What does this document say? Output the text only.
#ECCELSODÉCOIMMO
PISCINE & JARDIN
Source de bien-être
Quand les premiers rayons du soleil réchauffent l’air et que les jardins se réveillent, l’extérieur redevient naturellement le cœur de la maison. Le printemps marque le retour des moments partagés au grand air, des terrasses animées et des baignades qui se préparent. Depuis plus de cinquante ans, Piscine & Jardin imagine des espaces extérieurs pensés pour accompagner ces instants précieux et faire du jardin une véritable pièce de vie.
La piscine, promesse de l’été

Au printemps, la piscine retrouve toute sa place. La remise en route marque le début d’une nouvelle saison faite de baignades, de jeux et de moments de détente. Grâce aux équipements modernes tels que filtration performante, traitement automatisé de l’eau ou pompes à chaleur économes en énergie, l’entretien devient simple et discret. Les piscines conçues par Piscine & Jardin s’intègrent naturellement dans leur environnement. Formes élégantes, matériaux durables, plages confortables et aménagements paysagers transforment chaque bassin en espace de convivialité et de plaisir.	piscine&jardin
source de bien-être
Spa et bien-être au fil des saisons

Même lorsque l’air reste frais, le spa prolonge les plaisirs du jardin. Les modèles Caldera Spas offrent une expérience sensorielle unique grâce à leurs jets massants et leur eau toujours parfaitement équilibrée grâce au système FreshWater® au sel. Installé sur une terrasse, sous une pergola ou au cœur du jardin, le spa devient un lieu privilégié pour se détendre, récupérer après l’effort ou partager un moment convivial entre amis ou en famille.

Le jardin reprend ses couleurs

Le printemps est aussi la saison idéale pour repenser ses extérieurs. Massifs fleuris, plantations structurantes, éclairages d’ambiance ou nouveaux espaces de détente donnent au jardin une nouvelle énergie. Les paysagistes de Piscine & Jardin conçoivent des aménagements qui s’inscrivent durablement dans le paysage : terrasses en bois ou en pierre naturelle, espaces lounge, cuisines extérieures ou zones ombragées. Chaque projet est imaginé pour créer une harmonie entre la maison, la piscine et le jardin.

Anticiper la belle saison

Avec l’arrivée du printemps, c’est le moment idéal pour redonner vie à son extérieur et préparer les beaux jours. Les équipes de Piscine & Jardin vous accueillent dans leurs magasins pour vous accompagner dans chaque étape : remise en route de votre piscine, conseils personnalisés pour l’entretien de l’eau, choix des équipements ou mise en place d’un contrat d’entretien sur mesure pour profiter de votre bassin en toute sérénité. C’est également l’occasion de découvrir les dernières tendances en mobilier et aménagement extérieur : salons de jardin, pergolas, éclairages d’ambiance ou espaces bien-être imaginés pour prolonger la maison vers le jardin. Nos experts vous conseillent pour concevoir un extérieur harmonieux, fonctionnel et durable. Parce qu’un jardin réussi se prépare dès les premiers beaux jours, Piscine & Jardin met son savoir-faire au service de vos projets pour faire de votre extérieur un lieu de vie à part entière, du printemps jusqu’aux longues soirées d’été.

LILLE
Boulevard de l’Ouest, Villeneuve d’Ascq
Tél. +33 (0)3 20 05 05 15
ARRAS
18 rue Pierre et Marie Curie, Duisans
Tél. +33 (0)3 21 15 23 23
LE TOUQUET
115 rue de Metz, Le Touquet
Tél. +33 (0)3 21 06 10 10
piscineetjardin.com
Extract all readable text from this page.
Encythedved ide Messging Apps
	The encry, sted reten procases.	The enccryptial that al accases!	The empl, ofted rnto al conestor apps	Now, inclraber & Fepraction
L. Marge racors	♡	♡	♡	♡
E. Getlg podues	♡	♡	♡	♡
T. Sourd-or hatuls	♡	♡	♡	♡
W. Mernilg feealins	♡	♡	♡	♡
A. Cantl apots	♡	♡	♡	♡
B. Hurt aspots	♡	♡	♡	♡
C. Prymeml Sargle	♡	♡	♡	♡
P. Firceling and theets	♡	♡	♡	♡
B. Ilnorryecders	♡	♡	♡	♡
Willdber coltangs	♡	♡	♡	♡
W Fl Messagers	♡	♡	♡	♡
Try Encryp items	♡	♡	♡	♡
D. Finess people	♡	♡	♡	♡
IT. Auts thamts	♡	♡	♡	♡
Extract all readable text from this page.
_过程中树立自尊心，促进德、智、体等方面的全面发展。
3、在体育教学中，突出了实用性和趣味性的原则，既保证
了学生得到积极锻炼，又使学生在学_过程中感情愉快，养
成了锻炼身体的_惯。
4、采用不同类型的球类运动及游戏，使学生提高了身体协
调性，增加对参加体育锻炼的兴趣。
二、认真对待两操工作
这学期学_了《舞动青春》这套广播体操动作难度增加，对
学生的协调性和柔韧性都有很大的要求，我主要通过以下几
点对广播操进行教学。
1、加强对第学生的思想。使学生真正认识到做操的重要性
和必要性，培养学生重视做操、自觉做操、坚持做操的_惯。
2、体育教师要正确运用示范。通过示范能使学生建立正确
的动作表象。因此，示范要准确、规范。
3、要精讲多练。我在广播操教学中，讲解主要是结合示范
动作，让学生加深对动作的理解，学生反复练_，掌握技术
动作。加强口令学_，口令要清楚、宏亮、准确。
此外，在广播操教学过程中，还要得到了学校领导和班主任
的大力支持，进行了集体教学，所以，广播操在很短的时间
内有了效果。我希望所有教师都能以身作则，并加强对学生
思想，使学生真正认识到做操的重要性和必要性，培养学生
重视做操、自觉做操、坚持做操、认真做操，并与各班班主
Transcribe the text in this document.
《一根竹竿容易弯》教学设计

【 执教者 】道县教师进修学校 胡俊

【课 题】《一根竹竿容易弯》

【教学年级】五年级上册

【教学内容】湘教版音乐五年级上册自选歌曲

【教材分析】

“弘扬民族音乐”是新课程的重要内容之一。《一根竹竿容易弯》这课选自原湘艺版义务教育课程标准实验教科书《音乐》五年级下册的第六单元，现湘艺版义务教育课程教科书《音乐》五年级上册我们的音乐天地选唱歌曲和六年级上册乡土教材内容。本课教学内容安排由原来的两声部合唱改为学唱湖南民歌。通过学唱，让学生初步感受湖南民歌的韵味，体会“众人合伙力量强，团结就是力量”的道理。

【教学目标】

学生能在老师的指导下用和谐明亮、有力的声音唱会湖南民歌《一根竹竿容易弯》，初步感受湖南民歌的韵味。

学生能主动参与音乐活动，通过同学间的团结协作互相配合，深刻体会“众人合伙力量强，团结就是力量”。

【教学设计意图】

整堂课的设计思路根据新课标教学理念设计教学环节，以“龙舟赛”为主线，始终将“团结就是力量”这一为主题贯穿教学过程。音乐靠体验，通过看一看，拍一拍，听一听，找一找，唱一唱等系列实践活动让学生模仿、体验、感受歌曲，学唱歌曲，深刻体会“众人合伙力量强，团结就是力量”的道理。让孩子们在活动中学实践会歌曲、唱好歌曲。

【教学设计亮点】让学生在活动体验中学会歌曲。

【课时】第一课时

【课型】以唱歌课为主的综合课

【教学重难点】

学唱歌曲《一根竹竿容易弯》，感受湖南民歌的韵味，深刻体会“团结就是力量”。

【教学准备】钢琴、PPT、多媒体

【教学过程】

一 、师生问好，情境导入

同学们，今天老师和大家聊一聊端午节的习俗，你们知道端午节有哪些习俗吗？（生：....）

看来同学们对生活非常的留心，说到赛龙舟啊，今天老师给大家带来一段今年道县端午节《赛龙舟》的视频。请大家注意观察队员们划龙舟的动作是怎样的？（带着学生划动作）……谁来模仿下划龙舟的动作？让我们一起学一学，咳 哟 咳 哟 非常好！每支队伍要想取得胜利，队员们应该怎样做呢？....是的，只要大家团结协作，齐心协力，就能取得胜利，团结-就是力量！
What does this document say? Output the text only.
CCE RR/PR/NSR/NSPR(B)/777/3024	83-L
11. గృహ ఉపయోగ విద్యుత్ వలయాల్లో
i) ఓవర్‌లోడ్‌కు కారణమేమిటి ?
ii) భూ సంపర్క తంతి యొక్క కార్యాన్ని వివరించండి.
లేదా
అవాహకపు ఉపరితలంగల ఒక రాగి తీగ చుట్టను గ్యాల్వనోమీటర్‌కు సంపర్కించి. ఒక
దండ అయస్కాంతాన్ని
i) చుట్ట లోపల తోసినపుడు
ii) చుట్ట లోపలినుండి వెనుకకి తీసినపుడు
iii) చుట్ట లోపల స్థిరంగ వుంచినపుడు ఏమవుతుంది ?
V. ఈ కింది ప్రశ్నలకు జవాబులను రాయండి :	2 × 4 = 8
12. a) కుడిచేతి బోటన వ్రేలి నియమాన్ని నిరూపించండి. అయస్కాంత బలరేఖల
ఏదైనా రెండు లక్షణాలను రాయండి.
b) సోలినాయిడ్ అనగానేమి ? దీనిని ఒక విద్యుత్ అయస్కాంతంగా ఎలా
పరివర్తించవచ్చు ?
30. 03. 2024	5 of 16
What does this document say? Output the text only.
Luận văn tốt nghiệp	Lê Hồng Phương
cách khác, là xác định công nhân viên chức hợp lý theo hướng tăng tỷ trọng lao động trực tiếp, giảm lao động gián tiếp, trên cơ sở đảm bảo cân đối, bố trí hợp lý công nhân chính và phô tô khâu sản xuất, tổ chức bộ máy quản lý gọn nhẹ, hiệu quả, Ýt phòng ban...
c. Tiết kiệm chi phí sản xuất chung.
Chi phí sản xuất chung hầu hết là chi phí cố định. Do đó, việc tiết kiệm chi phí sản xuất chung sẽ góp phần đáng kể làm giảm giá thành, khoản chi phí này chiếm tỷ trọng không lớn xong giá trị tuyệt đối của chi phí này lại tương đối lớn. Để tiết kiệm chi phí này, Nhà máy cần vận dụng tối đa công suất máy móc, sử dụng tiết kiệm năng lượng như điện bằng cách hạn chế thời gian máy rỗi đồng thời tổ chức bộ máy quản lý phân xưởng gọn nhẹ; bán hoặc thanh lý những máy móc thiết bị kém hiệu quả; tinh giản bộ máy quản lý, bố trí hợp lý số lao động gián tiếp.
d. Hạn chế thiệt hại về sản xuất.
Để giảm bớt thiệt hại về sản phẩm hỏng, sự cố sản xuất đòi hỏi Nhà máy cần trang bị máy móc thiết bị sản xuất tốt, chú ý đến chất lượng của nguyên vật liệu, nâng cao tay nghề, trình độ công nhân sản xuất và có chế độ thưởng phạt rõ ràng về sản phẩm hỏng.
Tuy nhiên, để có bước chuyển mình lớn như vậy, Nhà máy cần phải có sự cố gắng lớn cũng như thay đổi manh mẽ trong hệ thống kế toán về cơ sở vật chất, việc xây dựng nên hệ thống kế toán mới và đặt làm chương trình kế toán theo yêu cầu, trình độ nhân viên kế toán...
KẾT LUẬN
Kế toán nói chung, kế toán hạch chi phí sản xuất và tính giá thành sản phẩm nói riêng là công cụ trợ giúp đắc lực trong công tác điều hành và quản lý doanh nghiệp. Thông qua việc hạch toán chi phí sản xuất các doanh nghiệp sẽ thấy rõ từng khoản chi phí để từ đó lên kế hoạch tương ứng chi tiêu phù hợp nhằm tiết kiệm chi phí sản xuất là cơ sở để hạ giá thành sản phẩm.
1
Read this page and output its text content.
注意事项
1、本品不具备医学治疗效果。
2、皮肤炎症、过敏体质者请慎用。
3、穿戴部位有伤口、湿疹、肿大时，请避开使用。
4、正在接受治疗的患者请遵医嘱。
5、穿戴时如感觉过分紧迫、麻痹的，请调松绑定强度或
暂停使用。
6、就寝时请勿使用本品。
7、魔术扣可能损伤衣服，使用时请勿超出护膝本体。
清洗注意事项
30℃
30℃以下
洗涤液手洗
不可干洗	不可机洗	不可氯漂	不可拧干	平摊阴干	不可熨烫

•••••

— Instruction —
Locate the word "thiệt" in the records and collect each line it appears in.

— Response below —
d. Hạn chế thiệt hại về sản xuất.
Để giảm bớt thiệt hại về sản phẩm hỏng, sự cố sản xuất đòi hỏi Nhà máy cần trang bị máy móc thiết bị sản xuất tốt, chú ý đến chất lượng của nguyên vật liệu, nâng cao tay nghề, trình độ công nhân sản xuất và có chế độ thưởng phạt rõ ràng về sản phẩm hỏng.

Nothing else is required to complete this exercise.